=== Material shown ===
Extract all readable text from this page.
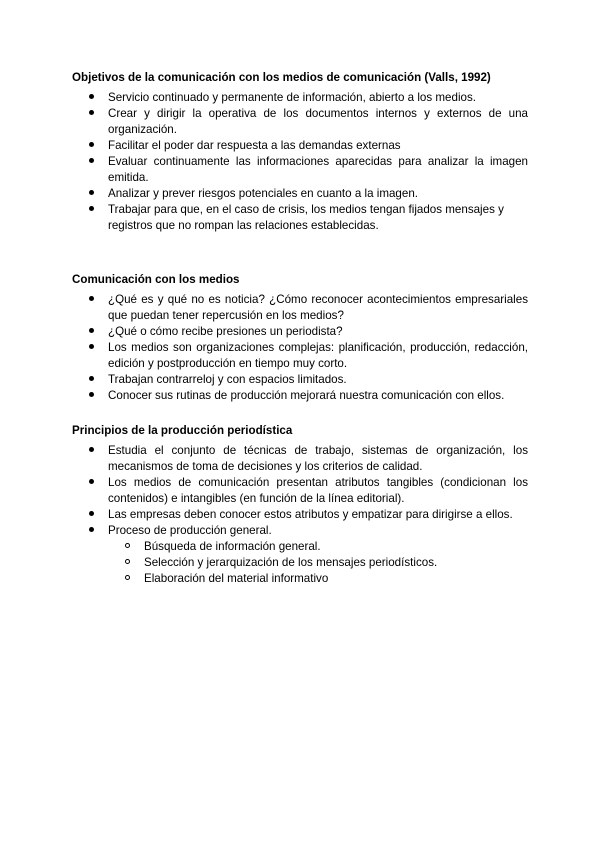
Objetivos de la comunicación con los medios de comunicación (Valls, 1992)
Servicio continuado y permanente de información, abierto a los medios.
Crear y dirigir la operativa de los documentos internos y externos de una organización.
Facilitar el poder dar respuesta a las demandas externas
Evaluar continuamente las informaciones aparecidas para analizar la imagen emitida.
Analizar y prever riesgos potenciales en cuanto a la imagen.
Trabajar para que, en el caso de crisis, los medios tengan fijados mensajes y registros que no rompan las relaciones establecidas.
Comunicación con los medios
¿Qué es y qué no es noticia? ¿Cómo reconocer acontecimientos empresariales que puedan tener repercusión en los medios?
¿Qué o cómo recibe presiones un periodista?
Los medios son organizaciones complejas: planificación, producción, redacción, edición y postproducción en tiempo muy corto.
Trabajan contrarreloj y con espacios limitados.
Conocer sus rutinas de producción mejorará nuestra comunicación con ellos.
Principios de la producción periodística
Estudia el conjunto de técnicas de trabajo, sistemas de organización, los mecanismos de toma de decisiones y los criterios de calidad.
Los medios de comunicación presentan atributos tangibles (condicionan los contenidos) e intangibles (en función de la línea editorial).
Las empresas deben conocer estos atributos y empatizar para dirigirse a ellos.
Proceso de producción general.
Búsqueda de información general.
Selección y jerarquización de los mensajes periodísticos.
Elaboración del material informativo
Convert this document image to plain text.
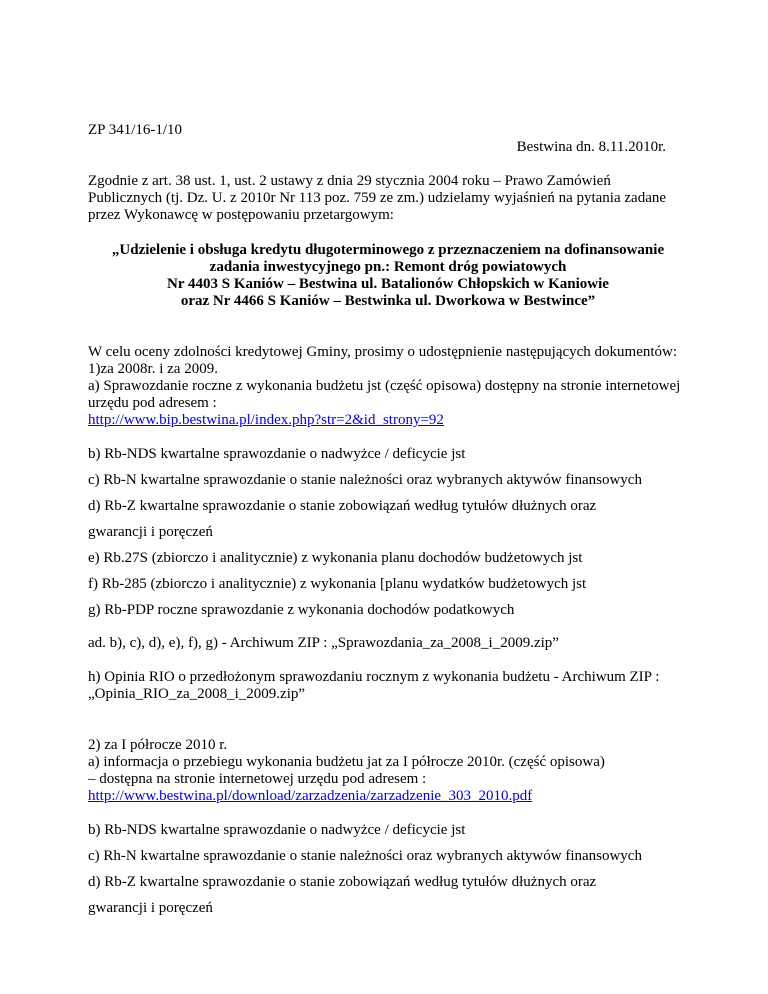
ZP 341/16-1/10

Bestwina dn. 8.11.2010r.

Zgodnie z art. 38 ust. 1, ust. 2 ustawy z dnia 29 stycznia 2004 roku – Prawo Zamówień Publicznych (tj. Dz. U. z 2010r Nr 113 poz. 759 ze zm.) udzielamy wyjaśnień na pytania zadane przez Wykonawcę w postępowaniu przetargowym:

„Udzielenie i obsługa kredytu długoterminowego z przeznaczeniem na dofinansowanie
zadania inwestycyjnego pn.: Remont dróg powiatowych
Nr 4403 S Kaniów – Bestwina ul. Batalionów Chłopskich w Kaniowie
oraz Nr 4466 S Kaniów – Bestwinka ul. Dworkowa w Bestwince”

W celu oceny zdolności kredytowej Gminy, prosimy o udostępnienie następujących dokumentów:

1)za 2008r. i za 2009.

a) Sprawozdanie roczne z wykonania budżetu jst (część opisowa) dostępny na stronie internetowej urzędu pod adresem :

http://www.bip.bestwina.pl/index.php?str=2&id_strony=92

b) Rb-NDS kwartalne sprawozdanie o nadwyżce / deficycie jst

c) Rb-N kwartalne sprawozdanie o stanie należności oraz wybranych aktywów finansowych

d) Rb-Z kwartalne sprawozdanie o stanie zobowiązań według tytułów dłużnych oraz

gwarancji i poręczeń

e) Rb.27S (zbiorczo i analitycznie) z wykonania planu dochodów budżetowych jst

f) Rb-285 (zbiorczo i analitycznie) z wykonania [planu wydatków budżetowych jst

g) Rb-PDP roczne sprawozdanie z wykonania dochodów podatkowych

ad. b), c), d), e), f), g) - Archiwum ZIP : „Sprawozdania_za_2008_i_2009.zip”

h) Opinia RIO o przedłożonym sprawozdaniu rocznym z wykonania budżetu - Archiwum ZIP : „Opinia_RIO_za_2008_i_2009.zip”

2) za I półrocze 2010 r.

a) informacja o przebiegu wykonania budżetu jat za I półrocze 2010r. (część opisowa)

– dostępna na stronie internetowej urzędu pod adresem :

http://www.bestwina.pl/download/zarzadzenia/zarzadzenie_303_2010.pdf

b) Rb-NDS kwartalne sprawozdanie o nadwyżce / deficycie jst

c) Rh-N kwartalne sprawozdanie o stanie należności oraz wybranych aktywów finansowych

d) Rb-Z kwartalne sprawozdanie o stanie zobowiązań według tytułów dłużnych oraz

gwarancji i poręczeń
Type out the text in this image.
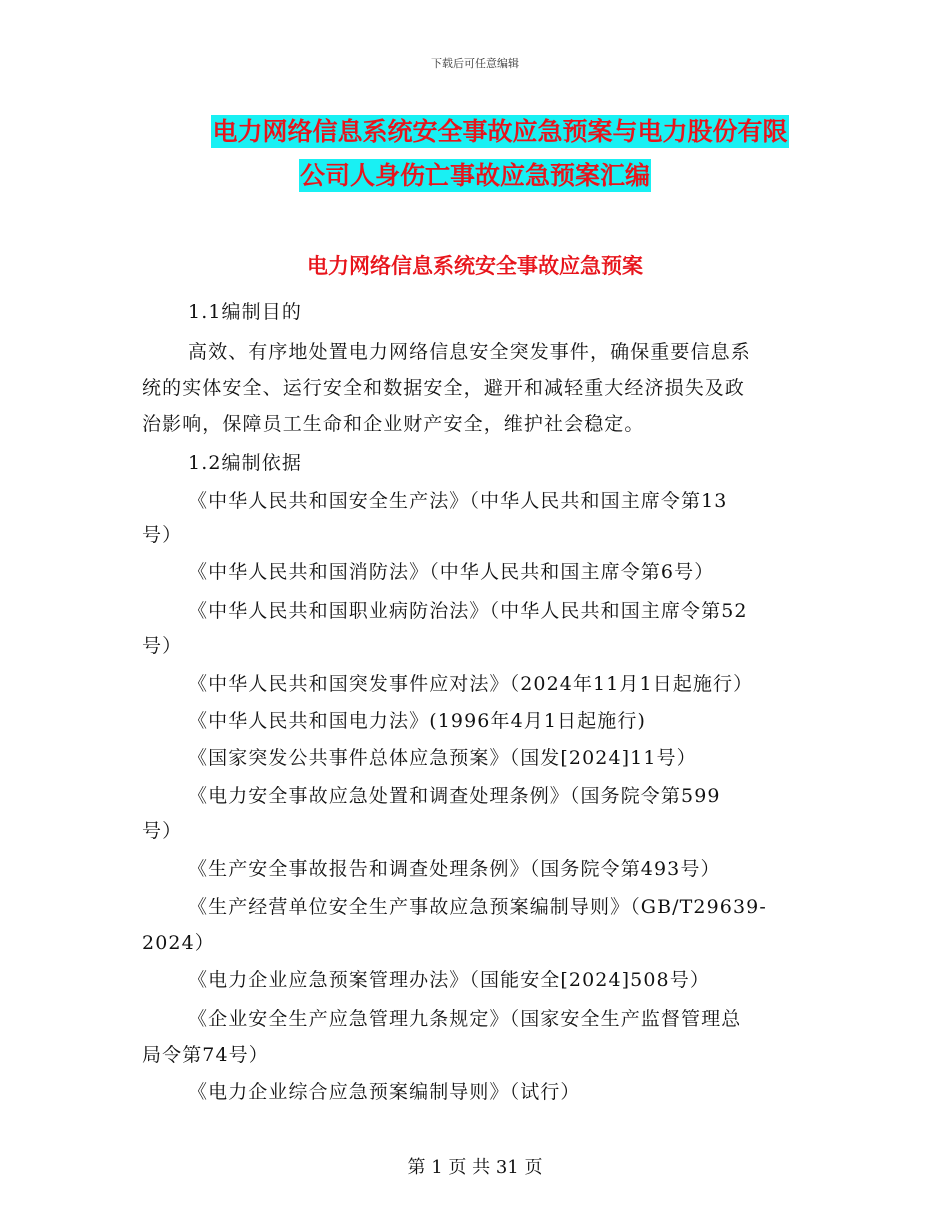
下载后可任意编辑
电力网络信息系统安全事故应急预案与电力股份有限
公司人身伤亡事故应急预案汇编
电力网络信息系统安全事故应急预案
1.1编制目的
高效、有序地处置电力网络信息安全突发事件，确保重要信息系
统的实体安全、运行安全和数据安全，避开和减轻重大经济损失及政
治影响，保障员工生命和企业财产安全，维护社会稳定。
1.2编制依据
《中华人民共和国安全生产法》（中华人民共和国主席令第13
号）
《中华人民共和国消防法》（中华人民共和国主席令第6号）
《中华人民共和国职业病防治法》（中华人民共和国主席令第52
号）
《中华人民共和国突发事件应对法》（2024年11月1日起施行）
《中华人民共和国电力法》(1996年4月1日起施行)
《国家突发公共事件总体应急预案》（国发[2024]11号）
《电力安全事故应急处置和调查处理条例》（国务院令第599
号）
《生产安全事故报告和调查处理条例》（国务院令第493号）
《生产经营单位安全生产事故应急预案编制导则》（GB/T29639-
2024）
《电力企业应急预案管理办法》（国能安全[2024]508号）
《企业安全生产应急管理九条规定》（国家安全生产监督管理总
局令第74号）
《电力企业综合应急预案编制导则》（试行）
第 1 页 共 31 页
===
Stated exercise →
Copy out all of the data word for word. Do not carry over any picture.

Written solution →
Extract all readable text from this page.
Objetivos de la comunicación con los medios de comunicación (Valls, 1992)
Servicio continuado y permanente de información, abierto a los medios.
Crear y dirigir la operativa de los documentos internos y externos de una organización.
Facilitar el poder dar respuesta a las demandas externas
Evaluar continuamente las informaciones aparecidas para analizar la imagen emitida.
Analizar y prever riesgos potenciales en cuanto a la imagen.
Trabajar para que, en el caso de crisis, los medios tengan fijados mensajes y registros que no rompan las relaciones establecidas.
Comunicación con los medios
¿Qué es y qué no es noticia? ¿Cómo reconocer acontecimientos empresariales que puedan tener repercusión en los medios?
¿Qué o cómo recibe presiones un periodista?
Los medios son organizaciones complejas: planificación, producción, redacción, edición y postproducción en tiempo muy corto.
Trabajan contrarreloj y con espacios limitados.
Conocer sus rutinas de producción mejorará nuestra comunicación con ellos.
Principios de la producción periodística
Estudia el conjunto de técnicas de trabajo, sistemas de organización, los mecanismos de toma de decisiones y los criterios de calidad.
Los medios de comunicación presentan atributos tangibles (condicionan los contenidos) e intangibles (en función de la línea editorial).
Las empresas deben conocer estos atributos y empatizar para dirigirse a ellos.
Proceso de producción general.
Búsqueda de información general.
Selección y jerarquización de los mensajes periodísticos.
Elaboración del material informativo
Convert this document image to plain text.
ZP 341/16-1/10

Bestwina dn. 8.11.2010r.

Zgodnie z art. 38 ust. 1, ust. 2 ustawy z dnia 29 stycznia 2004 roku – Prawo Zamówień Publicznych (tj. Dz. U. z 2010r Nr 113 poz. 759 ze zm.) udzielamy wyjaśnień na pytania zadane przez Wykonawcę w postępowaniu przetargowym:

„Udzielenie i obsługa kredytu długoterminowego z przeznaczeniem na dofinansowanie
zadania inwestycyjnego pn.: Remont dróg powiatowych
Nr 4403 S Kaniów – Bestwina ul. Batalionów Chłopskich w Kaniowie
oraz Nr 4466 S Kaniów – Bestwinka ul. Dworkowa w Bestwince”

W celu oceny zdolności kredytowej Gminy, prosimy o udostępnienie następujących dokumentów:

1)za 2008r. i za 2009.

a) Sprawozdanie roczne z wykonania budżetu jst (część opisowa) dostępny na stronie internetowej urzędu pod adresem :

http://www.bip.bestwina.pl/index.php?str=2&id_strony=92

b) Rb-NDS kwartalne sprawozdanie o nadwyżce / deficycie jst

c) Rb-N kwartalne sprawozdanie o stanie należności oraz wybranych aktywów finansowych

d) Rb-Z kwartalne sprawozdanie o stanie zobowiązań według tytułów dłużnych oraz

gwarancji i poręczeń

e) Rb.27S (zbiorczo i analitycznie) z wykonania planu dochodów budżetowych jst

f) Rb-285 (zbiorczo i analitycznie) z wykonania [planu wydatków budżetowych jst

g) Rb-PDP roczne sprawozdanie z wykonania dochodów podatkowych

ad. b), c), d), e), f), g) - Archiwum ZIP : „Sprawozdania_za_2008_i_2009.zip”

h) Opinia RIO o przedłożonym sprawozdaniu rocznym z wykonania budżetu - Archiwum ZIP : „Opinia_RIO_za_2008_i_2009.zip”

2) za I półrocze 2010 r.

a) informacja o przebiegu wykonania budżetu jat za I półrocze 2010r. (część opisowa)

– dostępna na stronie internetowej urzędu pod adresem :

http://www.bestwina.pl/download/zarzadzenia/zarzadzenie_303_2010.pdf

b) Rb-NDS kwartalne sprawozdanie o nadwyżce / deficycie jst

c) Rh-N kwartalne sprawozdanie o stanie należności oraz wybranych aktywów finansowych

d) Rb-Z kwartalne sprawozdanie o stanie zobowiązań według tytułów dłużnych oraz

gwarancji i poręczeń
Type out the text in this image.
下载后可任意编辑
电力网络信息系统安全事故应急预案与电力股份有限
公司人身伤亡事故应急预案汇编
电力网络信息系统安全事故应急预案
1.1编制目的
高效、有序地处置电力网络信息安全突发事件，确保重要信息系
统的实体安全、运行安全和数据安全，避开和减轻重大经济损失及政
治影响，保障员工生命和企业财产安全，维护社会稳定。
1.2编制依据
《中华人民共和国安全生产法》（中华人民共和国主席令第13
号）
《中华人民共和国消防法》（中华人民共和国主席令第6号）
《中华人民共和国职业病防治法》（中华人民共和国主席令第52
号）
《中华人民共和国突发事件应对法》（2024年11月1日起施行）
《中华人民共和国电力法》(1996年4月1日起施行)
《国家突发公共事件总体应急预案》（国发[2024]11号）
《电力安全事故应急处置和调查处理条例》（国务院令第599
号）
《生产安全事故报告和调查处理条例》（国务院令第493号）
《生产经营单位安全生产事故应急预案编制导则》（GB/T29639-
2024）
《电力企业应急预案管理办法》（国能安全[2024]508号）
《企业安全生产应急管理九条规定》（国家安全生产监督管理总
局令第74号）
《电力企业综合应急预案编制导则》（试行）
第 1 页 共 31 页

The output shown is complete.